- The exercise
The data below must be copied in full and without any change.

- Exercise material
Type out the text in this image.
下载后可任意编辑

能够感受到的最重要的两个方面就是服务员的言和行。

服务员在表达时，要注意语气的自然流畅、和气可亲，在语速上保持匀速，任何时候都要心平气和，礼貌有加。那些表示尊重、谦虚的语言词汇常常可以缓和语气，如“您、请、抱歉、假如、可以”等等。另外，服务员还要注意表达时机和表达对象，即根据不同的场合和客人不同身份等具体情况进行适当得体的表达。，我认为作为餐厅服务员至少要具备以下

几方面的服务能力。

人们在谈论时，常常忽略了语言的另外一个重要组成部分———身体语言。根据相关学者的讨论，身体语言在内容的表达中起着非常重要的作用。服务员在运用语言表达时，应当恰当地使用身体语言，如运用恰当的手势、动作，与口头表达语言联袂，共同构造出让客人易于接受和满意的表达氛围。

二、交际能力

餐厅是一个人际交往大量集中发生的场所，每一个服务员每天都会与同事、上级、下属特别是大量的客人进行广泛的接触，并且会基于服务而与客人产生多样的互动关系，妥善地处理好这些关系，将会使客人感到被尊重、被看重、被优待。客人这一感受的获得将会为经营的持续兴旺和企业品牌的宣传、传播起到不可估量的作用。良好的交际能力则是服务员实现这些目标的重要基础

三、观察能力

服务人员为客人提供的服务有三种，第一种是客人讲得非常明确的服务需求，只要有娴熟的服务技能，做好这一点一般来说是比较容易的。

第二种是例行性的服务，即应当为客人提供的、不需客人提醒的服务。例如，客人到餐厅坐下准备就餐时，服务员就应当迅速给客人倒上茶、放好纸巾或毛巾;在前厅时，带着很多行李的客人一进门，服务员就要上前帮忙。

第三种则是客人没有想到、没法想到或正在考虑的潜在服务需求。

- Answer in full
Type out the text in this image.
下载后可任意编辑

能够感受到的最重要的两个方面就是服务员的言和行。

服务员在表达时，要注意语气的自然流畅、和气可亲，在语速上保持匀速，任何时候都要心平气和，礼貌有加。那些表示尊重、谦虚的语言词汇常常可以缓和语气，如“您、请、抱歉、假如、可以”等等。另外，服务员还要注意表达时机和表达对象，即根据不同的场合和客人不同身份等具体情况进行适当得体的表达。，我认为作为餐厅服务员至少要具备以下

几方面的服务能力。

人们在谈论时，常常忽略了语言的另外一个重要组成部分———身体语言。根据相关学者的讨论，身体语言在内容的表达中起着非常重要的作用。服务员在运用语言表达时，应当恰当地使用身体语言，如运用恰当的手势、动作，与口头表达语言联袂，共同构造出让客人易于接受和满意的表达氛围。

二、交际能力

餐厅是一个人际交往大量集中发生的场所，每一个服务员每天都会与同事、上级、下属特别是大量的客人进行广泛的接触，并且会基于服务而与客人产生多样的互动关系，妥善地处理好这些关系，将会使客人感到被尊重、被看重、被优待。客人这一感受的获得将会为经营的持续兴旺和企业品牌的宣传、传播起到不可估量的作用。良好的交际能力则是服务员实现这些目标的重要基础

三、观察能力

服务人员为客人提供的服务有三种，第一种是客人讲得非常明确的服务需求，只要有娴熟的服务技能，做好这一点一般来说是比较容易的。

第二种是例行性的服务，即应当为客人提供的、不需客人提醒的服务。例如，客人到餐厅坐下准备就餐时，服务员就应当迅速给客人倒上茶、放好纸巾或毛巾;在前厅时，带着很多行李的客人一进门，服务员就要上前帮忙。

第三种则是客人没有想到、没法想到或正在考虑的潜在服务需求。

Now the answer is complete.